▸ RECORDS FOR PROCESSING:
=======

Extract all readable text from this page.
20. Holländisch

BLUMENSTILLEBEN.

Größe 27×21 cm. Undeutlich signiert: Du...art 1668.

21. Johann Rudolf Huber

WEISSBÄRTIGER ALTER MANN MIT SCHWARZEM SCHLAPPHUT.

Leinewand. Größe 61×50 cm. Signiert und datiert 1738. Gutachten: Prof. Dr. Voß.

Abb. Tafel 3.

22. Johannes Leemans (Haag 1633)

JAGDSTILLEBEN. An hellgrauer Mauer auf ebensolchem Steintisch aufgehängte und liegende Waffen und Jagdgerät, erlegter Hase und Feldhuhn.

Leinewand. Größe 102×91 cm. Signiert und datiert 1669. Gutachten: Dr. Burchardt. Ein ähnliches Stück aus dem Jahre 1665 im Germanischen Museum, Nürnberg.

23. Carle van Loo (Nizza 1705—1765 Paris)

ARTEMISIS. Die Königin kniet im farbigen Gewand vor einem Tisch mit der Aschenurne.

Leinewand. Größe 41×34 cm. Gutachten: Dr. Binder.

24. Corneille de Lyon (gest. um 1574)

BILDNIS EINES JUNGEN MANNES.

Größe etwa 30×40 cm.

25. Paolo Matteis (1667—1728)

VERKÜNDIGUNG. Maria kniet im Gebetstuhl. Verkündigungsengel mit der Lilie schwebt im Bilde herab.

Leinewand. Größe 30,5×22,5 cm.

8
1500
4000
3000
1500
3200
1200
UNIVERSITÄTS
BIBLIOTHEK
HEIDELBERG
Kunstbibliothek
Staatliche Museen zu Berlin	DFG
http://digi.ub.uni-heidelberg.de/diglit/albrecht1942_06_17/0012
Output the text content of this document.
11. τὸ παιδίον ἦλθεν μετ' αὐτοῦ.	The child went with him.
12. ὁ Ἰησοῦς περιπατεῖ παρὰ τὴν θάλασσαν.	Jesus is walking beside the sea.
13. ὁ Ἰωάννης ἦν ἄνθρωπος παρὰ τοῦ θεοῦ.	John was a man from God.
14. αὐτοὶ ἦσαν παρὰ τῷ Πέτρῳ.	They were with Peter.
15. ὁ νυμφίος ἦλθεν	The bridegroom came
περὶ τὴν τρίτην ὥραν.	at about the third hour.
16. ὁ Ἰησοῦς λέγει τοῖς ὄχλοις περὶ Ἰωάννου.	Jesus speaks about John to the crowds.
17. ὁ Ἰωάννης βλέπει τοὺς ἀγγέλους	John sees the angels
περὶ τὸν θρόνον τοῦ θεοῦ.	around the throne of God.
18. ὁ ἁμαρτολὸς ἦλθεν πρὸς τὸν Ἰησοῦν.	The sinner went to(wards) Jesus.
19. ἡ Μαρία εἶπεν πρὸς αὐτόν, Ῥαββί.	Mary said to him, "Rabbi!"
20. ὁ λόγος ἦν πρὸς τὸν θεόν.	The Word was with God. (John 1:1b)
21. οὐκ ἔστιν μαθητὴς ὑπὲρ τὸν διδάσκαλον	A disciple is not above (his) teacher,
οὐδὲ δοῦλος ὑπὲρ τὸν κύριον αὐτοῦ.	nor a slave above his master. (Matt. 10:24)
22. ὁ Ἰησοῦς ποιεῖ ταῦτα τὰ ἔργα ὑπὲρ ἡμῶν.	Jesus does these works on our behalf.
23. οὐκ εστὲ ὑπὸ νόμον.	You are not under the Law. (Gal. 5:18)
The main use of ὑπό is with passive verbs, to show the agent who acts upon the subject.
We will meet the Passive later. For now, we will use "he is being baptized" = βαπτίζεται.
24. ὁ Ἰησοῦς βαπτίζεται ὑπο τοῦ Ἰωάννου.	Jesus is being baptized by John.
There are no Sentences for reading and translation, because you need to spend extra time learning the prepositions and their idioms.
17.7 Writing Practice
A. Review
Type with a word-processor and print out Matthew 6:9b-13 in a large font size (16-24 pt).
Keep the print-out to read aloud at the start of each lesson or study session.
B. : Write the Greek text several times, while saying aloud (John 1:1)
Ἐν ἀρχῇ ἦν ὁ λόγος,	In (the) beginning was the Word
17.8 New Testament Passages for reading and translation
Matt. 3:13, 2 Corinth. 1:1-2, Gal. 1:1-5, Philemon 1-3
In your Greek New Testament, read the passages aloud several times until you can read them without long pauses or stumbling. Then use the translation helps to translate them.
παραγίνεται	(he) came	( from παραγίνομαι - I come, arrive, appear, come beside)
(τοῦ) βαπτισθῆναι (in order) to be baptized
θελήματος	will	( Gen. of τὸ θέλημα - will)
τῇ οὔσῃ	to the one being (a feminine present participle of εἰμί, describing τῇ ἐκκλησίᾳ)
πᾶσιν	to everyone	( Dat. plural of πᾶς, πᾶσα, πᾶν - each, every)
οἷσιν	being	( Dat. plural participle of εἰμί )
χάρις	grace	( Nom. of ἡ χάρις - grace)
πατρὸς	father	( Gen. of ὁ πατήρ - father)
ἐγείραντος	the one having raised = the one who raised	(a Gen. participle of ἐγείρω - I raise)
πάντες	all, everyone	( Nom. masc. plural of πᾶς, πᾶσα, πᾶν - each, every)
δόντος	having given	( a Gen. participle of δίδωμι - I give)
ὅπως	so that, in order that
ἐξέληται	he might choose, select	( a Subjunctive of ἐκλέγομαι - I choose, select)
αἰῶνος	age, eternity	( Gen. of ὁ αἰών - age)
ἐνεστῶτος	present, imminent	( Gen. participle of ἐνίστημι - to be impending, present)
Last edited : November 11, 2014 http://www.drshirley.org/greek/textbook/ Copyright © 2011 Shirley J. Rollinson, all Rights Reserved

=======

▸ WHAT YOU WILL DO: Each line of the listing should be echoed back exactly.

▸ FULL SOLUTION:
Extract all readable text from this page.
20. Holländisch

BLUMENSTILLEBEN.

Größe 27×21 cm. Undeutlich signiert: Du...art 1668.

21. Johann Rudolf Huber

WEISSBÄRTIGER ALTER MANN MIT SCHWARZEM SCHLAPPHUT.

Leinewand. Größe 61×50 cm. Signiert und datiert 1738. Gutachten: Prof. Dr. Voß.

Abb. Tafel 3.

22. Johannes Leemans (Haag 1633)

JAGDSTILLEBEN. An hellgrauer Mauer auf ebensolchem Steintisch aufgehängte und liegende Waffen und Jagdgerät, erlegter Hase und Feldhuhn.

Leinewand. Größe 102×91 cm. Signiert und datiert 1669. Gutachten: Dr. Burchardt. Ein ähnliches Stück aus dem Jahre 1665 im Germanischen Museum, Nürnberg.

23. Carle van Loo (Nizza 1705—1765 Paris)

ARTEMISIS. Die Königin kniet im farbigen Gewand vor einem Tisch mit der Aschenurne.

Leinewand. Größe 41×34 cm. Gutachten: Dr. Binder.

24. Corneille de Lyon (gest. um 1574)

BILDNIS EINES JUNGEN MANNES.

Größe etwa 30×40 cm.

25. Paolo Matteis (1667—1728)

VERKÜNDIGUNG. Maria kniet im Gebetstuhl. Verkündigungsengel mit der Lilie schwebt im Bilde herab.

Leinewand. Größe 30,5×22,5 cm.

8
1500
4000
3000
1500
3200
1200
UNIVERSITÄTS
BIBLIOTHEK
HEIDELBERG
Kunstbibliothek
Staatliche Museen zu Berlin	DFG
http://digi.ub.uni-heidelberg.de/diglit/albrecht1942_06_17/0012
Output the text content of this document.
11. τὸ παιδίον ἦλθεν μετ' αὐτοῦ.	The child went with him.
12. ὁ Ἰησοῦς περιπατεῖ παρὰ τὴν θάλασσαν.	Jesus is walking beside the sea.
13. ὁ Ἰωάννης ἦν ἄνθρωπος παρὰ τοῦ θεοῦ.	John was a man from God.
14. αὐτοὶ ἦσαν παρὰ τῷ Πέτρῳ.	They were with Peter.
15. ὁ νυμφίος ἦλθεν	The bridegroom came
περὶ τὴν τρίτην ὥραν.	at about the third hour.
16. ὁ Ἰησοῦς λέγει τοῖς ὄχλοις περὶ Ἰωάννου.	Jesus speaks about John to the crowds.
17. ὁ Ἰωάννης βλέπει τοὺς ἀγγέλους	John sees the angels
περὶ τὸν θρόνον τοῦ θεοῦ.	around the throne of God.
18. ὁ ἁμαρτολὸς ἦλθεν πρὸς τὸν Ἰησοῦν.	The sinner went to(wards) Jesus.
19. ἡ Μαρία εἶπεν πρὸς αὐτόν, Ῥαββί.	Mary said to him, "Rabbi!"
20. ὁ λόγος ἦν πρὸς τὸν θεόν.	The Word was with God. (John 1:1b)
21. οὐκ ἔστιν μαθητὴς ὑπὲρ τὸν διδάσκαλον	A disciple is not above (his) teacher,
οὐδὲ δοῦλος ὑπὲρ τὸν κύριον αὐτοῦ.	nor a slave above his master. (Matt. 10:24)
22. ὁ Ἰησοῦς ποιεῖ ταῦτα τὰ ἔργα ὑπὲρ ἡμῶν.	Jesus does these works on our behalf.
23. οὐκ εστὲ ὑπὸ νόμον.	You are not under the Law. (Gal. 5:18)
The main use of ὑπό is with passive verbs, to show the agent who acts upon the subject.
We will meet the Passive later. For now, we will use "he is being baptized" = βαπτίζεται.
24. ὁ Ἰησοῦς βαπτίζεται ὑπο τοῦ Ἰωάννου.	Jesus is being baptized by John.
There are no Sentences for reading and translation, because you need to spend extra time learning the prepositions and their idioms.
17.7 Writing Practice
A. Review
Type with a word-processor and print out Matthew 6:9b-13 in a large font size (16-24 pt).
Keep the print-out to read aloud at the start of each lesson or study session.
B. : Write the Greek text several times, while saying aloud (John 1:1)
Ἐν ἀρχῇ ἦν ὁ λόγος,	In (the) beginning was the Word
17.8 New Testament Passages for reading and translation
Matt. 3:13, 2 Corinth. 1:1-2, Gal. 1:1-5, Philemon 1-3
In your Greek New Testament, read the passages aloud several times until you can read them without long pauses or stumbling. Then use the translation helps to translate them.
παραγίνεται	(he) came	( from παραγίνομαι - I come, arrive, appear, come beside)
(τοῦ) βαπτισθῆναι (in order) to be baptized
θελήματος	will	( Gen. of τὸ θέλημα - will)
τῇ οὔσῃ	to the one being (a feminine present participle of εἰμί, describing τῇ ἐκκλησίᾳ)
πᾶσιν	to everyone	( Dat. plural of πᾶς, πᾶσα, πᾶν - each, every)
οἷσιν	being	( Dat. plural participle of εἰμί )
χάρις	grace	( Nom. of ἡ χάρις - grace)
πατρὸς	father	( Gen. of ὁ πατήρ - father)
ἐγείραντος	the one having raised = the one who raised	(a Gen. participle of ἐγείρω - I raise)
πάντες	all, everyone	( Nom. masc. plural of πᾶς, πᾶσα, πᾶν - each, every)
δόντος	having given	( a Gen. participle of δίδωμι - I give)
ὅπως	so that, in order that
ἐξέληται	he might choose, select	( a Subjunctive of ἐκλέγομαι - I choose, select)
αἰῶνος	age, eternity	( Gen. of ὁ αἰών - age)
ἐνεστῶτος	present, imminent	( Gen. participle of ἐνίστημι - to be impending, present)
Last edited : November 11, 2014 http://www.drshirley.org/greek/textbook/ Copyright © 2011 Shirley J. Rollinson, all Rights Reserved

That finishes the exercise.